>> Begin

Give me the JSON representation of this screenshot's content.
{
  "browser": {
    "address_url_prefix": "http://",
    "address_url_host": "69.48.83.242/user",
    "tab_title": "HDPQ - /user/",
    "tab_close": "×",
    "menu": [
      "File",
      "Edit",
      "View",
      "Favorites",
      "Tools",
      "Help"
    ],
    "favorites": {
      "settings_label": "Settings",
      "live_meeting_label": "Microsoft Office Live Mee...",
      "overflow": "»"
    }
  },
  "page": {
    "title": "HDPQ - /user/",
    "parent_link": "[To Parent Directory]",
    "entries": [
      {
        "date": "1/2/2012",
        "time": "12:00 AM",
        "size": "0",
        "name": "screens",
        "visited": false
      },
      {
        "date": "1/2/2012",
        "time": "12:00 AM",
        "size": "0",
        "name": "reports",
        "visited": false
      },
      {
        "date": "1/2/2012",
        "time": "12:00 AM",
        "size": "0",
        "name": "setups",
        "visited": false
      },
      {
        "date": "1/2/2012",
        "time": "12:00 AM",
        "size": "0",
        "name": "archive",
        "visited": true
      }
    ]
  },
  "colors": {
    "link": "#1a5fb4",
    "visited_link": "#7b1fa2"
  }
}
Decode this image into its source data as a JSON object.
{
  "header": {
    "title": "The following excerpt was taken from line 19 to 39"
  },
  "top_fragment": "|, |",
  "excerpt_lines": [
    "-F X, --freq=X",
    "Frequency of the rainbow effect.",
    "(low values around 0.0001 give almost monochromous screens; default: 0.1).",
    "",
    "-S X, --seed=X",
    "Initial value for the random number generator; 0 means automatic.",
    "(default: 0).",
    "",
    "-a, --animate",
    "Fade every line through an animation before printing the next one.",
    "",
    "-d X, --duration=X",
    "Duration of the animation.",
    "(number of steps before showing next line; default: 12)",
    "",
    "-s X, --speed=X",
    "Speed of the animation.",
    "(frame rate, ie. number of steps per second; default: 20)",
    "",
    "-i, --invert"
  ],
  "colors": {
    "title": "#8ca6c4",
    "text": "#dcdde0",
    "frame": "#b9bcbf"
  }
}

>> End
>> Begin

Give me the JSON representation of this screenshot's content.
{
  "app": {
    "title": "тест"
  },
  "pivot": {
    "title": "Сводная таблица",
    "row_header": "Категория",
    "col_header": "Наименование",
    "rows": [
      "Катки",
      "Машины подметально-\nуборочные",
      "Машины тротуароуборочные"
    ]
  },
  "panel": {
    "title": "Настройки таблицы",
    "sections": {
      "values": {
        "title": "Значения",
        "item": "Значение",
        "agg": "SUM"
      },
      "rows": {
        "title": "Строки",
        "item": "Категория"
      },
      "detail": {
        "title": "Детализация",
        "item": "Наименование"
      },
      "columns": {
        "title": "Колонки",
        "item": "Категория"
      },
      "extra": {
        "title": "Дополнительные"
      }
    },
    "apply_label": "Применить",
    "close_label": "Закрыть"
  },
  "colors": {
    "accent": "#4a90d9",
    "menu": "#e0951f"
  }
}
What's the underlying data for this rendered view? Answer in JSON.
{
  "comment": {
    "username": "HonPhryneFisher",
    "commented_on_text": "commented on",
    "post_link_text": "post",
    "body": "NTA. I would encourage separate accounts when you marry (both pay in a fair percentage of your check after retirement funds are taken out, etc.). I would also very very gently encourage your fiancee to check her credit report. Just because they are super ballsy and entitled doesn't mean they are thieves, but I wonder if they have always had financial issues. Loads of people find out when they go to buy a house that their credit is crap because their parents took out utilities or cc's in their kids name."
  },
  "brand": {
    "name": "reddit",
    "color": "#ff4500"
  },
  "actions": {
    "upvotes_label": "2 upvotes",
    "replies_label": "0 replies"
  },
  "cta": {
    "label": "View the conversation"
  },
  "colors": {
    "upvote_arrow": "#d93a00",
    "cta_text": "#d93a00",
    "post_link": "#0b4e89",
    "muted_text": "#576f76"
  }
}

>> End
>> Begin

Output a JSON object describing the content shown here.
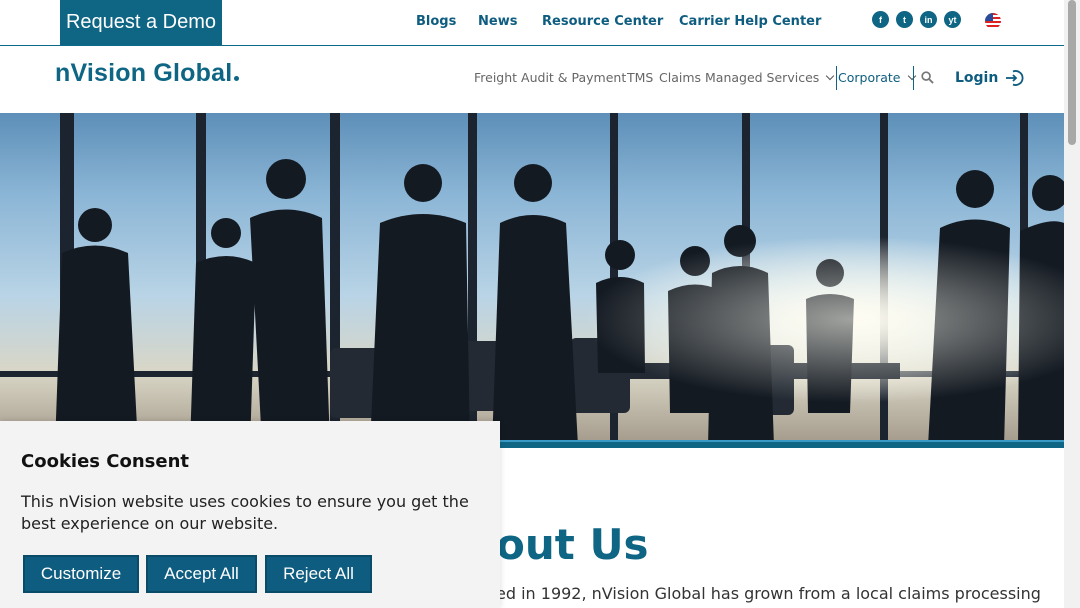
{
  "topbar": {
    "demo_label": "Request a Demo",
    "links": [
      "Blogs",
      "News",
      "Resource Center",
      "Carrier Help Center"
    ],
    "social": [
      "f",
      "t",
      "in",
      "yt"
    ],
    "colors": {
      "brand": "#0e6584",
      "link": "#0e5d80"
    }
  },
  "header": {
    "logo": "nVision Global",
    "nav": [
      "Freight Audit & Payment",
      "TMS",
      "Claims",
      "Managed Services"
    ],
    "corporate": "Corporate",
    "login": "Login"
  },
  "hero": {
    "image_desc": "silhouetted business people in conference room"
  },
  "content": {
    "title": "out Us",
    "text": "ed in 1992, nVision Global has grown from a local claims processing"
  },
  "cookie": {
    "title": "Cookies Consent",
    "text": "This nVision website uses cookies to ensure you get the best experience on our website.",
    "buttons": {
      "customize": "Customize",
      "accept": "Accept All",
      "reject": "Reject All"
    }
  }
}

>> End

Problem details: Isolate the lines that hold the word "Center" and copy all of them.

Written answer:
      "Resource Center",
      "Carrier Help Center"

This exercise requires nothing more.